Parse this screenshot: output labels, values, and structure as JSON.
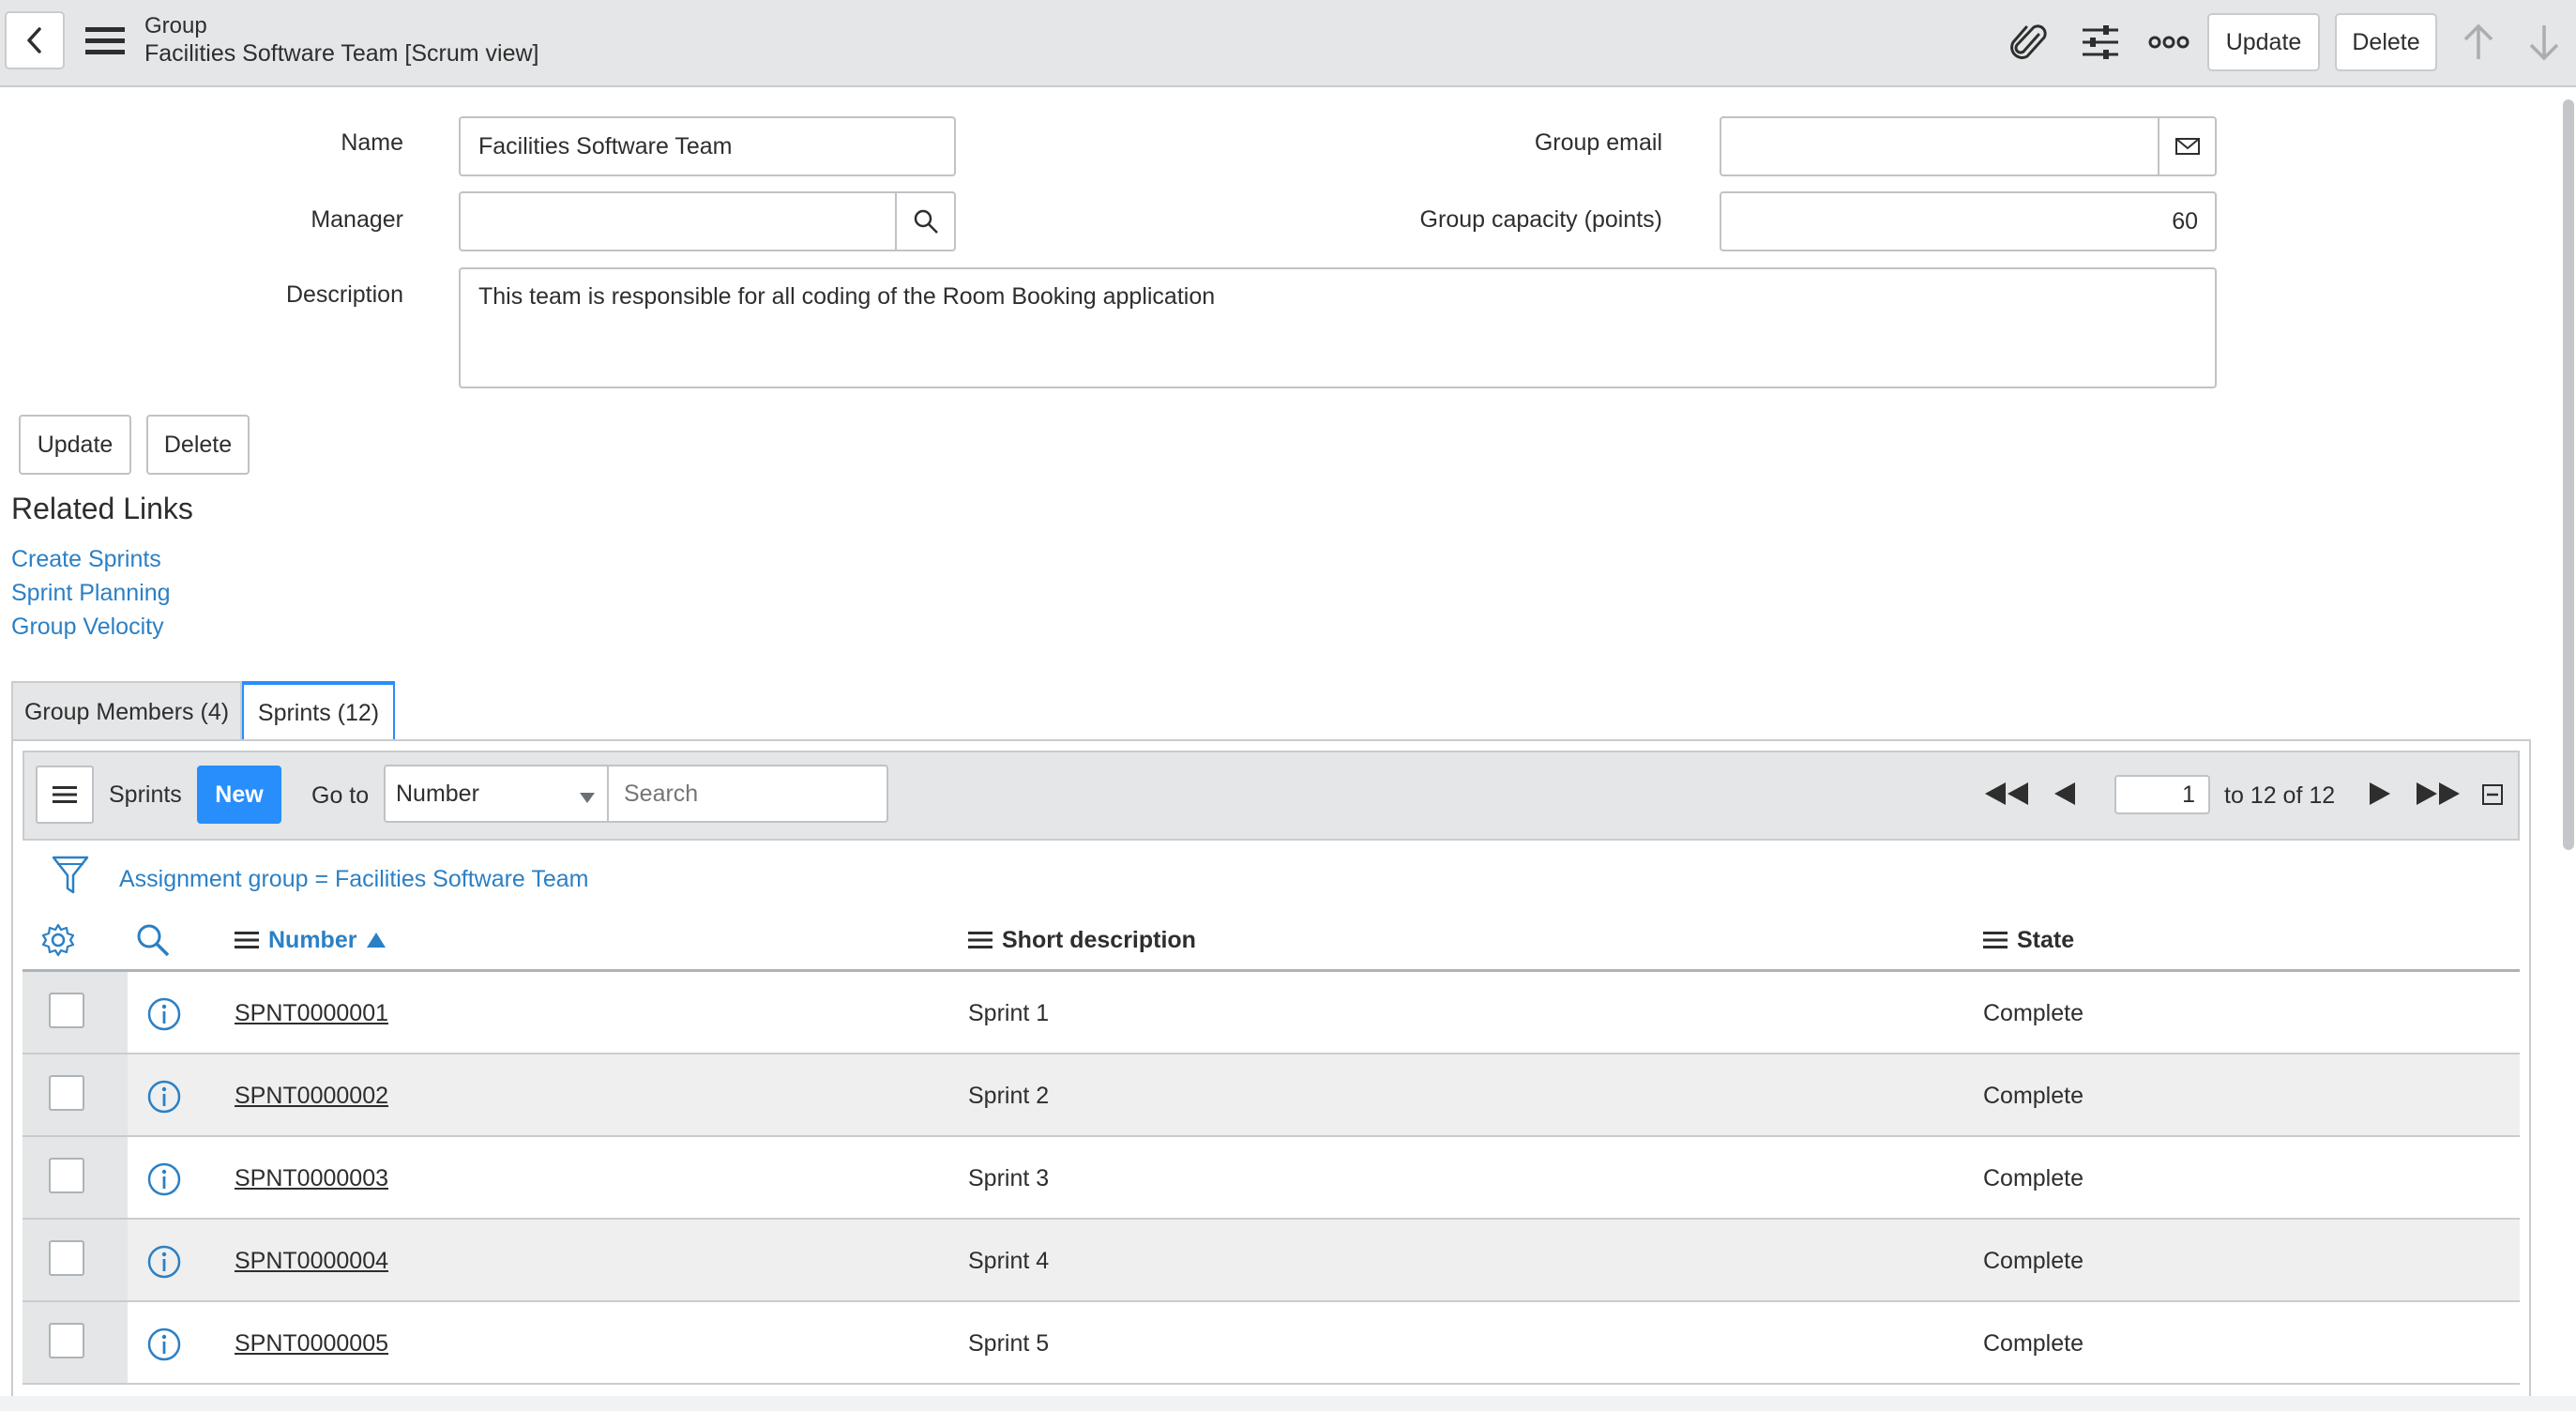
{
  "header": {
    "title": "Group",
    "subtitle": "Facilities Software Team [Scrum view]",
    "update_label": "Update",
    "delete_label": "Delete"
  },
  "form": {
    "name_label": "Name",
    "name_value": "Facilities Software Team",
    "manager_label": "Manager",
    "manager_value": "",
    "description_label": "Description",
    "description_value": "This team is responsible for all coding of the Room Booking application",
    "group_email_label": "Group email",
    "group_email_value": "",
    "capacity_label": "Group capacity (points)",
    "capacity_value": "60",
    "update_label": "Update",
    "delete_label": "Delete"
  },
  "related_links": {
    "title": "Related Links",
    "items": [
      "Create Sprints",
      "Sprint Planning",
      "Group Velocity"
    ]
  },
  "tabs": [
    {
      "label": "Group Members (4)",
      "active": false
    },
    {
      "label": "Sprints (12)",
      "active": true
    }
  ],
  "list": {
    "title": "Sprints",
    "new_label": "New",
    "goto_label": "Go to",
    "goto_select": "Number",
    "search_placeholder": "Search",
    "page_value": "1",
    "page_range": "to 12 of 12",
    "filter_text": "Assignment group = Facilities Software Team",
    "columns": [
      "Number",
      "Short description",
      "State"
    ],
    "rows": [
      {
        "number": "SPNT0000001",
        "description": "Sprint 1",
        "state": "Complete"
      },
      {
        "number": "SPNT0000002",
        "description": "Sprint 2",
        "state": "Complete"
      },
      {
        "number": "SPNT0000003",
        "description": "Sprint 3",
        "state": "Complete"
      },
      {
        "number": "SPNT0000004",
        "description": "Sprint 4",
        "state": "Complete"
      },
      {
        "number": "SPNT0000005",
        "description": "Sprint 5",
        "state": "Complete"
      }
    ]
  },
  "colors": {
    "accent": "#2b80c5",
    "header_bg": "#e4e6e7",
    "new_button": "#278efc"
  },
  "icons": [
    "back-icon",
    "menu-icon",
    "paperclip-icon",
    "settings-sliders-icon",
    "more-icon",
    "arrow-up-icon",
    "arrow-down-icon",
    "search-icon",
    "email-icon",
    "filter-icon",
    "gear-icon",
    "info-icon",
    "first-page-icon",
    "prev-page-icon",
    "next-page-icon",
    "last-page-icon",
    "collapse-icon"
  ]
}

* * *

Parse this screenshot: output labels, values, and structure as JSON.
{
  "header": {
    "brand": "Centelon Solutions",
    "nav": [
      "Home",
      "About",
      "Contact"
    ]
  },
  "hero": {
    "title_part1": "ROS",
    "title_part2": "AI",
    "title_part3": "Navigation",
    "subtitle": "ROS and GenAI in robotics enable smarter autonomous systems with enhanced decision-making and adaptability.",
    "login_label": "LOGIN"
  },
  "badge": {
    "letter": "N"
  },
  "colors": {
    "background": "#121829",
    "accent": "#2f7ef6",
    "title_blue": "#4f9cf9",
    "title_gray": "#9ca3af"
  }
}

* [Task statement]: Scan the data above and copy every line with "Software" in it.

* [Completed exercise]:
    "subtitle": "Facilities Software Team [Scrum view]",
    "name_value": "Facilities Software Team",
    "filter_text": "Assignment group = Facilities Software Team",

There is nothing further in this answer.